## Records to process
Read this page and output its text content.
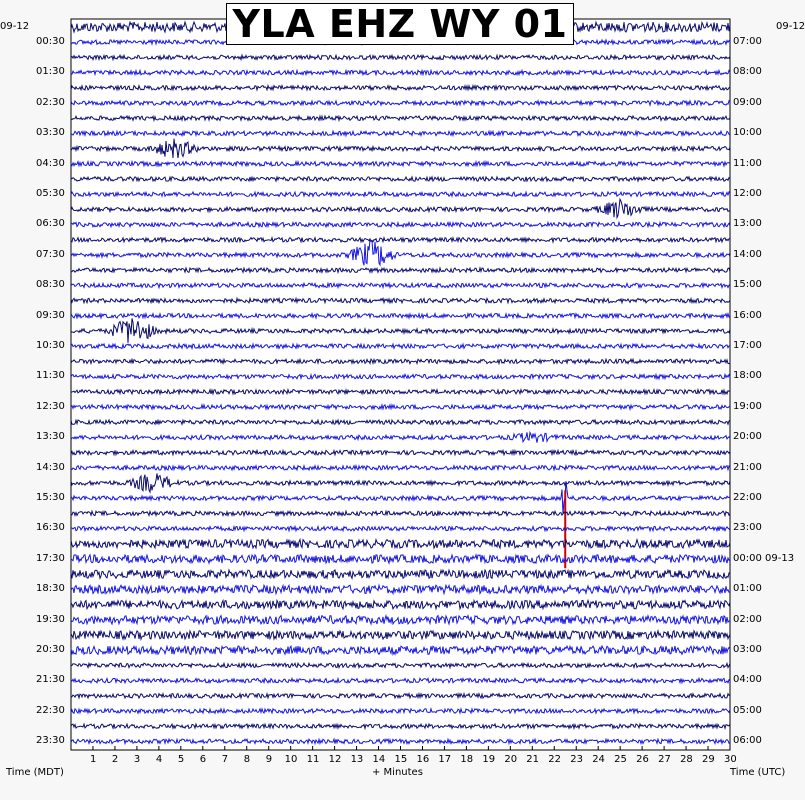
YLA EHZ WY 01
09-12
00:30
01:30
02:30
03:30
04:30
05:30
06:30
07:30
08:30
09:30
10:30
11:30
12:30
13:30
14:30
15:30
16:30
17:30
18:30
19:30
20:30
21:30
22:30
23:30
07:00
08:00
09:00
10:00
11:00
12:00
13:00
14:00
15:00
16:00
17:00
18:00
19:00
20:00
21:00
22:00
23:00
00:00 09-13
01:00
02:00
03:00
04:00
05:00
06:00
09-12
1 2 3 4 5 6 7 8 9 10 11 12 13 14 15 16 17 18 19 20 21 22 23 24 25 26 27 28 29 30
Time (MDT)	+ Minutes	Time (UTC)
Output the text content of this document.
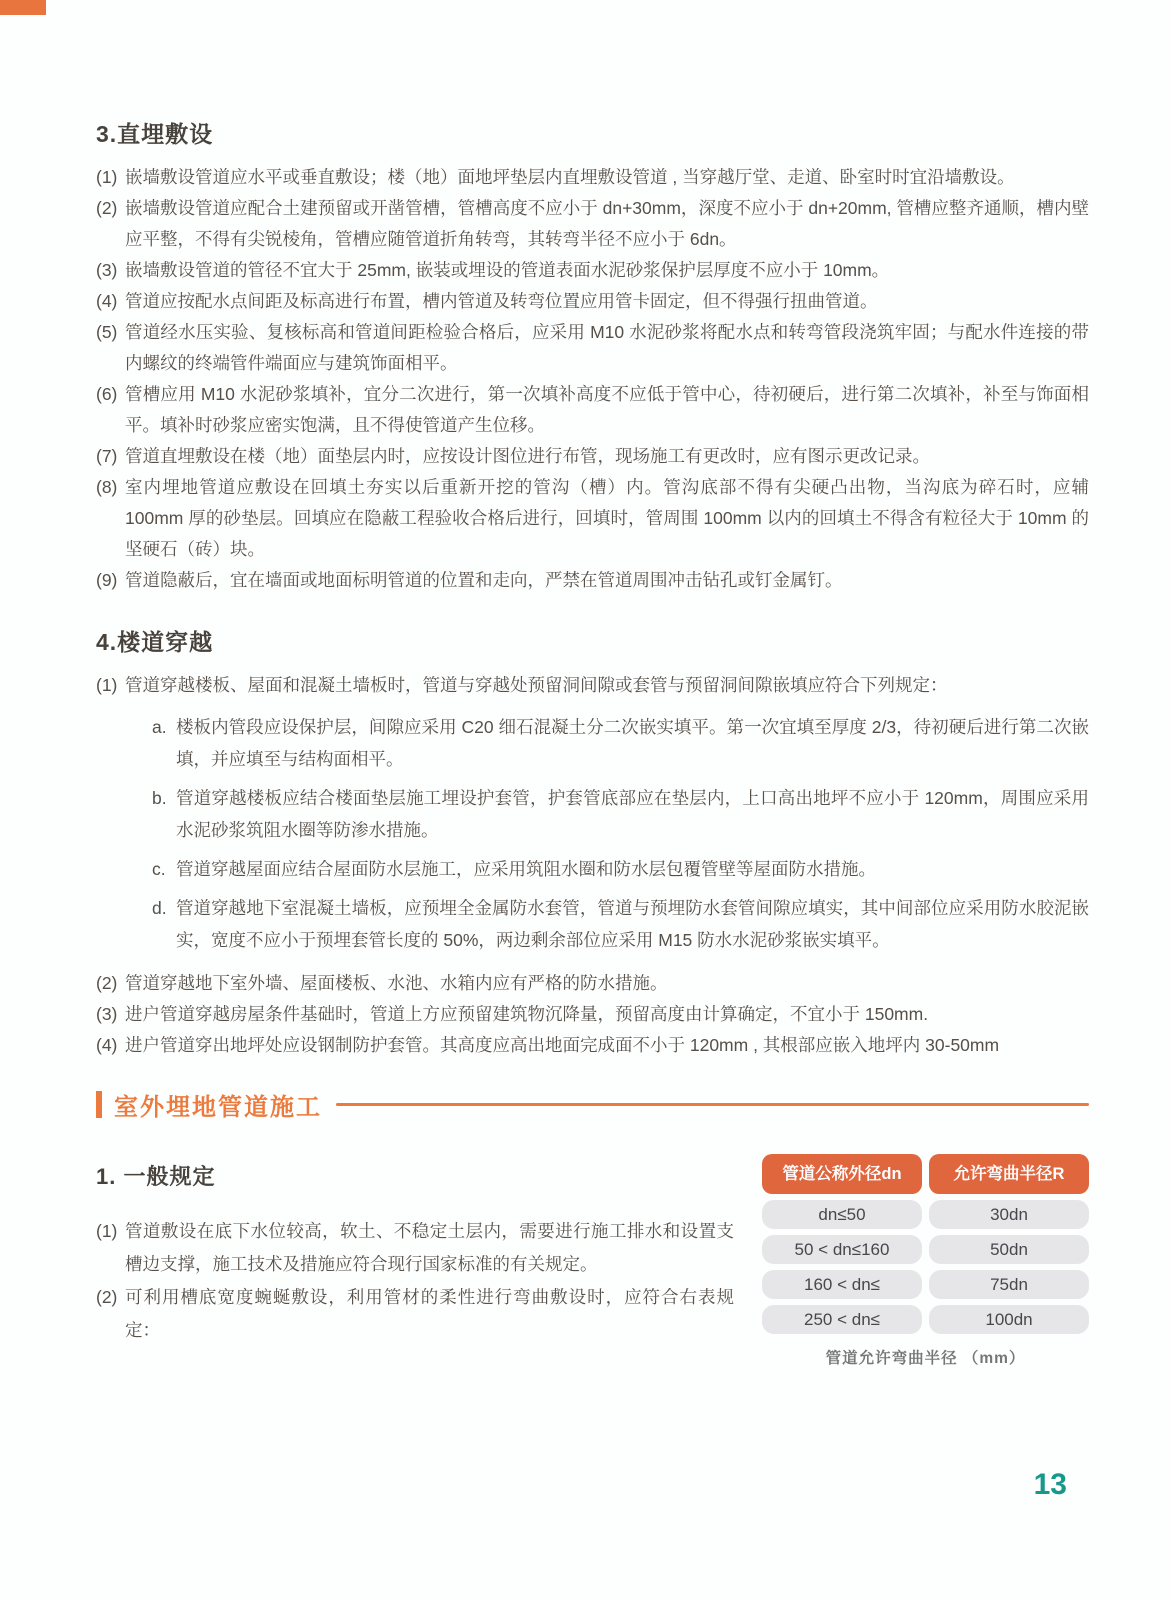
3.直埋敷设
(1) 嵌墙敷设管道应水平或垂直敷设；楼（地）面地坪垫层内直埋敷设管道 , 当穿越厅堂、走道、卧室时时宜沿墙敷设。
(2) 嵌墙敷设管道应配合土建预留或开凿管槽，管槽高度不应小于 dn+30mm，深度不应小于 dn+20mm, 管槽应整齐通顺，槽内壁应平整，不得有尖锐棱角，管槽应随管道折角转弯，其转弯半径不应小于 6dn。
(3) 嵌墙敷设管道的管径不宜大于 25mm, 嵌装或埋设的管道表面水泥砂浆保护层厚度不应小于 10mm。
(4) 管道应按配水点间距及标高进行布置，槽内管道及转弯位置应用管卡固定，但不得强行扭曲管道。
(5) 管道经水压实验、复核标高和管道间距检验合格后，应采用 M10 水泥砂浆将配水点和转弯管段浇筑牢固；与配水件连接的带内螺纹的终端管件端面应与建筑饰面相平。
(6) 管槽应用 M10 水泥砂浆填补，宜分二次进行，第一次填补高度不应低于管中心，待初硬后，进行第二次填补，补至与饰面相平。填补时砂浆应密实饱满，且不得使管道产生位移。
(7) 管道直埋敷设在楼（地）面垫层内时，应按设计图位进行布管，现场施工有更改时，应有图示更改记录。
(8) 室内埋地管道应敷设在回填土夯实以后重新开挖的管沟（槽）内。管沟底部不得有尖硬凸出物，当沟底为碎石时，应辅 100mm 厚的砂垫层。回填应在隐蔽工程验收合格后进行，回填时，管周围 100mm 以内的回填土不得含有粒径大于 10mm 的坚硬石（砖）块。
(9) 管道隐蔽后，宜在墙面或地面标明管道的位置和走向，严禁在管道周围冲击钻孔或钉金属钉。
4.楼道穿越
(1) 管道穿越楼板、屋面和混凝土墙板时，管道与穿越处预留洞间隙或套管与预留洞间隙嵌填应符合下列规定：
a. 楼板内管段应设保护层，间隙应采用 C20 细石混凝土分二次嵌实填平。第一次宜填至厚度 2/3，待初硬后进行第二次嵌填，并应填至与结构面相平。
b. 管道穿越楼板应结合楼面垫层施工埋设护套管，护套管底部应在垫层内，上口高出地坪不应小于 120mm，周围应采用水泥砂浆筑阻水圈等防渗水措施。
c. 管道穿越屋面应结合屋面防水层施工，应采用筑阻水圈和防水层包覆管壁等屋面防水措施。
d. 管道穿越地下室混凝土墙板，应预埋全金属防水套管，管道与预埋防水套管间隙应填实，其中间部位应采用防水胶泥嵌实，宽度不应小于预埋套管长度的 50%，两边剩余部位应采用 M15 防水水泥砂浆嵌实填平。
(2) 管道穿越地下室外墙、屋面楼板、水池、水箱内应有严格的防水措施。
(3) 进户管道穿越房屋条件基础时，管道上方应预留建筑物沉降量，预留高度由计算确定，不宜小于 150mm.
(4) 进户管道穿出地坪处应设钢制防护套管。其高度应高出地面完成面不小于 120mm , 其根部应嵌入地坪内 30-50mm
室外埋地管道施工
1. 一般规定
(1) 管道敷设在底下水位较高，软土、不稳定土层内，需要进行施工排水和设置支槽边支撑，施工技术及措施应符合现行国家标准的有关规定。
(2) 可利用槽底宽度蜿蜒敷设，利用管材的柔性进行弯曲敷设时，应符合右表规定：
管道公称外径dn	允许弯曲半径R
dn≤50	30dn
50 < dn≤160	50dn
160 < dn≤	75dn
250 < dn≤	100dn
管道允许弯曲半径 （mm）
13
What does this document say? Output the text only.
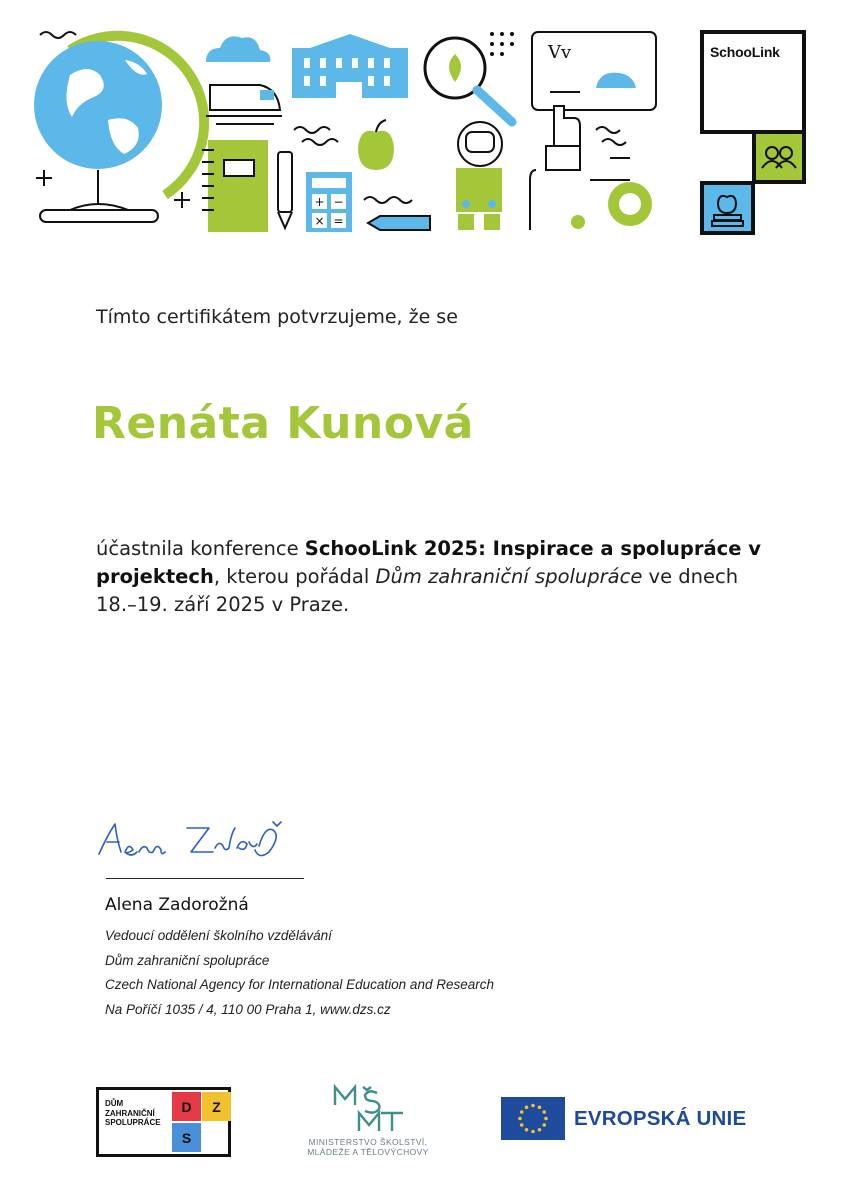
+ −
× =
Vv	SchooLink
Tímto certifikátem potvrzujeme, že se
Renáta Kunová
účastnila konference SchooLink 2025: Inspirace a spolupráce v projektech, kterou pořádal Dům zahraniční spolupráce ve dnech 18.–19. září 2025 v Praze.
Alena Zadorožná
Vedoucí oddělení školního vzdělávání
Dům zahraniční spolupráce
Czech National Agency for International Education and Research
Na Poříčí 1035 / 4, 110 00 Praha 1, www.dzs.cz
DŮM
ZAHRANIČNÍ
SPOLUPRÁCE
D	Z
S	MINISTERSTVO ŠKOLSTVÍ,
MLÁDEŽE A TĚLOVÝCHOVY
EVROPSKÁ UNIE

## What is asked
Go through the records and show every line with the string "content" in it.

## Output
Read this page and output its text content.
Output the text content of this document.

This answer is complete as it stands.